_YOUR INSTRUCTIONS:_ Search the material for the word "Selecione" and copy each line that holds it.

_A run of records:_
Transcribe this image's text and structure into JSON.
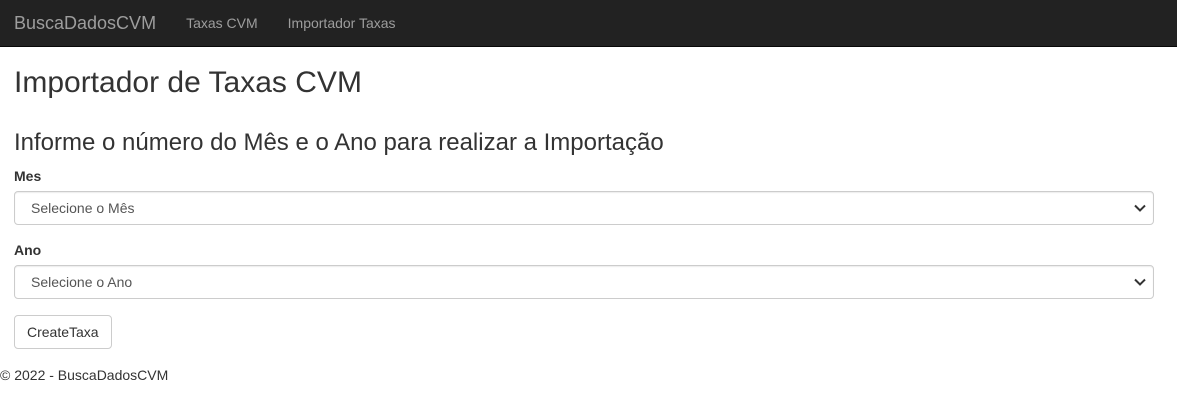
{
  "navbar": {
    "brand": "BuscaDadosCVM",
    "links": [
      {
        "label": "Taxas CVM"
      },
      {
        "label": "Importador Taxas"
      }
    ]
  },
  "page": {
    "title": "Importador de Taxas CVM",
    "subtitle": "Informe o número do Mês e o Ano para realizar a Importação"
  },
  "form": {
    "month": {
      "label": "Mes",
      "selected": "Selecione o Mês"
    },
    "year": {
      "label": "Ano",
      "selected": "Selecione o Ano"
    },
    "submit_label": "CreateTaxa"
  },
  "footer": {
    "text": "© 2022 - BuscaDadosCVM"
  },
  "colors": {
    "navbar_bg": "#222222",
    "nav_text": "#9d9d9d",
    "body_text": "#333333",
    "border": "#cccccc"
  }
}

_OUTPUT OF THE EXERCISE:_
      "selected": "Selecione o Mês"
      "selected": "Selecione o Ano"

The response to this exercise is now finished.